*STATED GOAL*: Write out each entry again. Keep every word exactly as it is.

»»

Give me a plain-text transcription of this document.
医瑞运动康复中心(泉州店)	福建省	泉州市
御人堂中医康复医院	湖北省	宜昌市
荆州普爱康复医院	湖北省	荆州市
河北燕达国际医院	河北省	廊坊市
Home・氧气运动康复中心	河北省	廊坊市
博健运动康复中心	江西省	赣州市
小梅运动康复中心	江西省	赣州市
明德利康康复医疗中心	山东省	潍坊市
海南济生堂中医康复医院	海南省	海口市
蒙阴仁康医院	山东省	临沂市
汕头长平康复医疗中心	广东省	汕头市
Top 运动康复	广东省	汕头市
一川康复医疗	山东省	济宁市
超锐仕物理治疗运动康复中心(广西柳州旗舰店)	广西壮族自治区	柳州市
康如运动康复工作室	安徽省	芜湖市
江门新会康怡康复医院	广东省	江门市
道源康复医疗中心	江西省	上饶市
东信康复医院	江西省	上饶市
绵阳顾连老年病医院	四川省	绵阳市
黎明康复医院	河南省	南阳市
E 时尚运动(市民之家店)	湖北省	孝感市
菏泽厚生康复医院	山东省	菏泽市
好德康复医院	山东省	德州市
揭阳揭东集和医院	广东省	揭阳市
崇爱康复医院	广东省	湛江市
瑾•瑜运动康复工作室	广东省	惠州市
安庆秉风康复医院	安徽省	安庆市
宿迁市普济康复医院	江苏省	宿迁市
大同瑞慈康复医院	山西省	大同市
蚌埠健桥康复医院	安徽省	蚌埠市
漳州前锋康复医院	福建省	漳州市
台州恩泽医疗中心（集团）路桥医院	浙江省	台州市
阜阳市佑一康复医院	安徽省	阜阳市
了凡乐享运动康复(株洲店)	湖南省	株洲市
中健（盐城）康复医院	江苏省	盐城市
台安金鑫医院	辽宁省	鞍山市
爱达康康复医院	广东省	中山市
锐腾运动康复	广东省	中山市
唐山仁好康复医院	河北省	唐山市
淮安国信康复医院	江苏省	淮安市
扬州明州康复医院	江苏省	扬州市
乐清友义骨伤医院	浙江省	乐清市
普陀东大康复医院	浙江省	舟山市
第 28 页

««

*ANSWER TO THIS TASK*:
Give me a plain-text transcription of this document.
医瑞运动康复中心(泉州店)	福建省	泉州市
御人堂中医康复医院	湖北省	宜昌市
荆州普爱康复医院	湖北省	荆州市
河北燕达国际医院	河北省	廊坊市
Home・氧气运动康复中心	河北省	廊坊市
博健运动康复中心	江西省	赣州市
小梅运动康复中心	江西省	赣州市
明德利康康复医疗中心	山东省	潍坊市
海南济生堂中医康复医院	海南省	海口市
蒙阴仁康医院	山东省	临沂市
汕头长平康复医疗中心	广东省	汕头市
Top 运动康复	广东省	汕头市
一川康复医疗	山东省	济宁市
超锐仕物理治疗运动康复中心(广西柳州旗舰店)	广西壮族自治区	柳州市
康如运动康复工作室	安徽省	芜湖市
江门新会康怡康复医院	广东省	江门市
道源康复医疗中心	江西省	上饶市
东信康复医院	江西省	上饶市
绵阳顾连老年病医院	四川省	绵阳市
黎明康复医院	河南省	南阳市
E 时尚运动(市民之家店)	湖北省	孝感市
菏泽厚生康复医院	山东省	菏泽市
好德康复医院	山东省	德州市
揭阳揭东集和医院	广东省	揭阳市
崇爱康复医院	广东省	湛江市
瑾•瑜运动康复工作室	广东省	惠州市
安庆秉风康复医院	安徽省	安庆市
宿迁市普济康复医院	江苏省	宿迁市
大同瑞慈康复医院	山西省	大同市
蚌埠健桥康复医院	安徽省	蚌埠市
漳州前锋康复医院	福建省	漳州市
台州恩泽医疗中心（集团）路桥医院	浙江省	台州市
阜阳市佑一康复医院	安徽省	阜阳市
了凡乐享运动康复(株洲店)	湖南省	株洲市
中健（盐城）康复医院	江苏省	盐城市
台安金鑫医院	辽宁省	鞍山市
爱达康康复医院	广东省	中山市
锐腾运动康复	广东省	中山市
唐山仁好康复医院	河北省	唐山市
淮安国信康复医院	江苏省	淮安市
扬州明州康复医院	江苏省	扬州市
乐清友义骨伤医院	浙江省	乐清市
普陀东大康复医院	浙江省	舟山市
第 28 页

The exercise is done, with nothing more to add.